■ Task goal
Print the records below word for word, but leave out the pictures.

(Data records)
================

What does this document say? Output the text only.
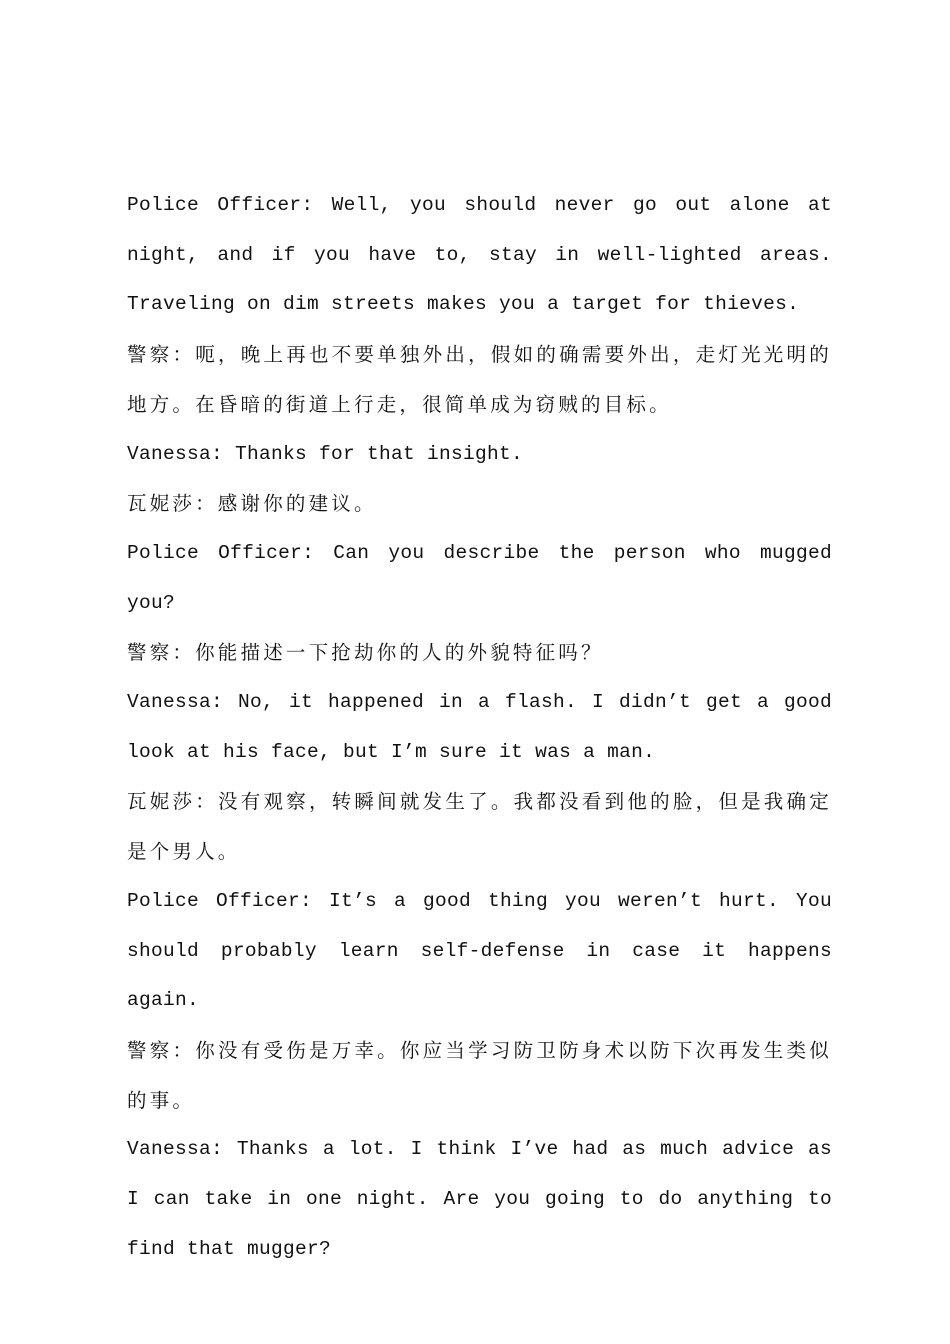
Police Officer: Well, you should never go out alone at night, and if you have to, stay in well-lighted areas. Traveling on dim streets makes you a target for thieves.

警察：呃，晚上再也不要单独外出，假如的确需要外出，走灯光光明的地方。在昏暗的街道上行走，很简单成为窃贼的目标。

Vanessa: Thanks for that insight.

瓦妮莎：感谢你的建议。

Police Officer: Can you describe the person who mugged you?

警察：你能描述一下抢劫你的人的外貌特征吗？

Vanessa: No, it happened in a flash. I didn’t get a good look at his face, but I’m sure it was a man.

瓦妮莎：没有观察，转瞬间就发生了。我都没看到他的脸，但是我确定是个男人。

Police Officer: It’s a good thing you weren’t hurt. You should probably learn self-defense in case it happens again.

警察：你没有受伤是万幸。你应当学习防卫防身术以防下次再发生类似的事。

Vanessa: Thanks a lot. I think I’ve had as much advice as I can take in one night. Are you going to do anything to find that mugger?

================

■ Solution
What does this document say? Output the text only.
Police Officer: Well, you should never go out alone at night, and if you have to, stay in well-lighted areas. Traveling on dim streets makes you a target for thieves.

警察：呃，晚上再也不要单独外出，假如的确需要外出，走灯光光明的地方。在昏暗的街道上行走，很简单成为窃贼的目标。

Vanessa: Thanks for that insight.

瓦妮莎：感谢你的建议。

Police Officer: Can you describe the person who mugged you?

警察：你能描述一下抢劫你的人的外貌特征吗？

Vanessa: No, it happened in a flash. I didn’t get a good look at his face, but I’m sure it was a man.

瓦妮莎：没有观察，转瞬间就发生了。我都没看到他的脸，但是我确定是个男人。

Police Officer: It’s a good thing you weren’t hurt. You should probably learn self-defense in case it happens again.

警察：你没有受伤是万幸。你应当学习防卫防身术以防下次再发生类似的事。

Vanessa: Thanks a lot. I think I’ve had as much advice as I can take in one night. Are you going to do anything to find that mugger?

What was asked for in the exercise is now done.